● What to produce
Repeat the lines below exactly as they appear, but leave out the images.

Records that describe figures
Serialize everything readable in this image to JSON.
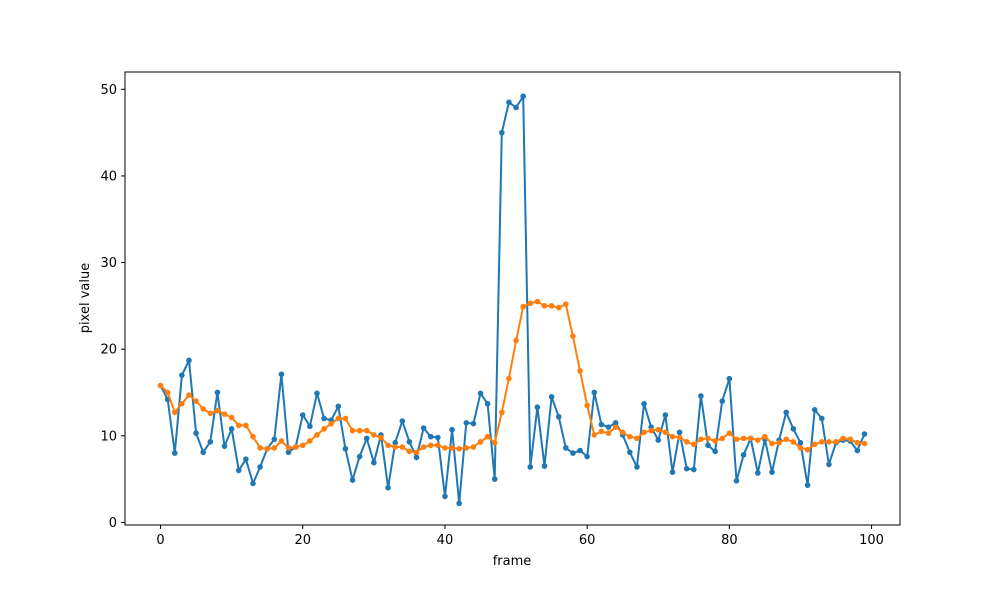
{
  "chart_data": {
    "type": "line",
    "title": "",
    "xlabel": "frame",
    "ylabel": "pixel value",
    "xlim": [
      -5,
      104
    ],
    "ylim": [
      -0.3,
      52
    ],
    "grid": false,
    "xticks": [
      0,
      20,
      40,
      60,
      80,
      100
    ],
    "yticks": [
      0,
      10,
      20,
      30,
      40,
      50
    ],
    "x_start": 0,
    "series": [
      {
        "color": "#1f77b4",
        "marker": "circle",
        "values": [
          15.8,
          14.2,
          8.0,
          17.0,
          18.7,
          10.3,
          8.1,
          9.3,
          15.0,
          8.8,
          10.8,
          6.0,
          7.3,
          4.5,
          6.4,
          8.5,
          9.6,
          17.1,
          8.1,
          8.7,
          12.4,
          11.1,
          14.9,
          12.0,
          11.8,
          13.4,
          8.5,
          4.9,
          7.6,
          9.7,
          6.9,
          10.1,
          4.0,
          9.2,
          11.7,
          9.3,
          7.5,
          10.9,
          9.9,
          9.8,
          3.0,
          10.7,
          2.2,
          11.5,
          11.4,
          14.9,
          13.7,
          5.0,
          45.0,
          48.5,
          47.9,
          49.2,
          6.4,
          13.3,
          6.5,
          14.5,
          12.2,
          8.6,
          8.0,
          8.3,
          7.6,
          15.0,
          11.3,
          11.0,
          11.5,
          10.1,
          8.1,
          6.4,
          13.7,
          11.0,
          9.5,
          12.4,
          5.8,
          10.4,
          6.2,
          6.1,
          14.6,
          8.9,
          8.2,
          14.0,
          16.6,
          4.8,
          7.8,
          9.7,
          5.7,
          9.6,
          5.8,
          9.5,
          12.7,
          10.8,
          9.2,
          4.3,
          13.0,
          12.0,
          6.7,
          9.2,
          9.5,
          9.4,
          8.3,
          10.2
        ]
      },
      {
        "color": "#ff7f0e",
        "marker": "circle",
        "values": [
          15.8,
          15.0,
          12.7,
          13.7,
          14.7,
          14.0,
          13.1,
          12.6,
          12.9,
          12.5,
          12.1,
          11.2,
          11.2,
          9.9,
          8.6,
          8.5,
          8.6,
          9.4,
          8.6,
          8.7,
          8.9,
          9.4,
          10.1,
          10.8,
          11.4,
          12.0,
          12.0,
          10.6,
          10.6,
          10.6,
          10.1,
          9.8,
          8.9,
          8.7,
          8.7,
          8.2,
          8.1,
          8.7,
          8.9,
          8.9,
          8.6,
          8.6,
          8.5,
          8.6,
          8.7,
          9.3,
          9.9,
          9.2,
          12.7,
          16.6,
          21.0,
          24.9,
          25.3,
          25.5,
          25.0,
          25.0,
          24.8,
          25.2,
          21.5,
          17.5,
          13.5,
          10.1,
          10.5,
          10.3,
          11.0,
          10.4,
          9.9,
          9.7,
          10.4,
          10.6,
          10.7,
          10.4,
          9.9,
          9.8,
          9.3,
          9.0,
          9.6,
          9.7,
          9.4,
          9.7,
          10.3,
          9.6,
          9.7,
          9.7,
          9.5,
          9.9,
          9.1,
          9.2,
          9.6,
          9.3,
          8.6,
          8.4,
          9.0,
          9.3,
          9.3,
          9.3,
          9.7,
          9.6,
          9.2,
          9.1
        ]
      }
    ]
  }
}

● Answer to this problem
Serialize everything readable in this image to JSON.
{
  "chart_data": {
    "type": "line",
    "title": "",
    "xlabel": "frame",
    "ylabel": "pixel value",
    "xlim": [
      -5,
      104
    ],
    "ylim": [
      -0.3,
      52
    ],
    "grid": false,
    "xticks": [
      0,
      20,
      40,
      60,
      80,
      100
    ],
    "yticks": [
      0,
      10,
      20,
      30,
      40,
      50
    ],
    "x_start": 0,
    "series": [
      {
        "color": "#1f77b4",
        "marker": "circle",
        "values": [
          15.8,
          14.2,
          8.0,
          17.0,
          18.7,
          10.3,
          8.1,
          9.3,
          15.0,
          8.8,
          10.8,
          6.0,
          7.3,
          4.5,
          6.4,
          8.5,
          9.6,
          17.1,
          8.1,
          8.7,
          12.4,
          11.1,
          14.9,
          12.0,
          11.8,
          13.4,
          8.5,
          4.9,
          7.6,
          9.7,
          6.9,
          10.1,
          4.0,
          9.2,
          11.7,
          9.3,
          7.5,
          10.9,
          9.9,
          9.8,
          3.0,
          10.7,
          2.2,
          11.5,
          11.4,
          14.9,
          13.7,
          5.0,
          45.0,
          48.5,
          47.9,
          49.2,
          6.4,
          13.3,
          6.5,
          14.5,
          12.2,
          8.6,
          8.0,
          8.3,
          7.6,
          15.0,
          11.3,
          11.0,
          11.5,
          10.1,
          8.1,
          6.4,
          13.7,
          11.0,
          9.5,
          12.4,
          5.8,
          10.4,
          6.2,
          6.1,
          14.6,
          8.9,
          8.2,
          14.0,
          16.6,
          4.8,
          7.8,
          9.7,
          5.7,
          9.6,
          5.8,
          9.5,
          12.7,
          10.8,
          9.2,
          4.3,
          13.0,
          12.0,
          6.7,
          9.2,
          9.5,
          9.4,
          8.3,
          10.2
        ]
      },
      {
        "color": "#ff7f0e",
        "marker": "circle",
        "values": [
          15.8,
          15.0,
          12.7,
          13.7,
          14.7,
          14.0,
          13.1,
          12.6,
          12.9,
          12.5,
          12.1,
          11.2,
          11.2,
          9.9,
          8.6,
          8.5,
          8.6,
          9.4,
          8.6,
          8.7,
          8.9,
          9.4,
          10.1,
          10.8,
          11.4,
          12.0,
          12.0,
          10.6,
          10.6,
          10.6,
          10.1,
          9.8,
          8.9,
          8.7,
          8.7,
          8.2,
          8.1,
          8.7,
          8.9,
          8.9,
          8.6,
          8.6,
          8.5,
          8.6,
          8.7,
          9.3,
          9.9,
          9.2,
          12.7,
          16.6,
          21.0,
          24.9,
          25.3,
          25.5,
          25.0,
          25.0,
          24.8,
          25.2,
          21.5,
          17.5,
          13.5,
          10.1,
          10.5,
          10.3,
          11.0,
          10.4,
          9.9,
          9.7,
          10.4,
          10.6,
          10.7,
          10.4,
          9.9,
          9.8,
          9.3,
          9.0,
          9.6,
          9.7,
          9.4,
          9.7,
          10.3,
          9.6,
          9.7,
          9.7,
          9.5,
          9.9,
          9.1,
          9.2,
          9.6,
          9.3,
          8.6,
          8.4,
          9.0,
          9.3,
          9.3,
          9.3,
          9.7,
          9.6,
          9.2,
          9.1
        ]
      }
    ]
  }
}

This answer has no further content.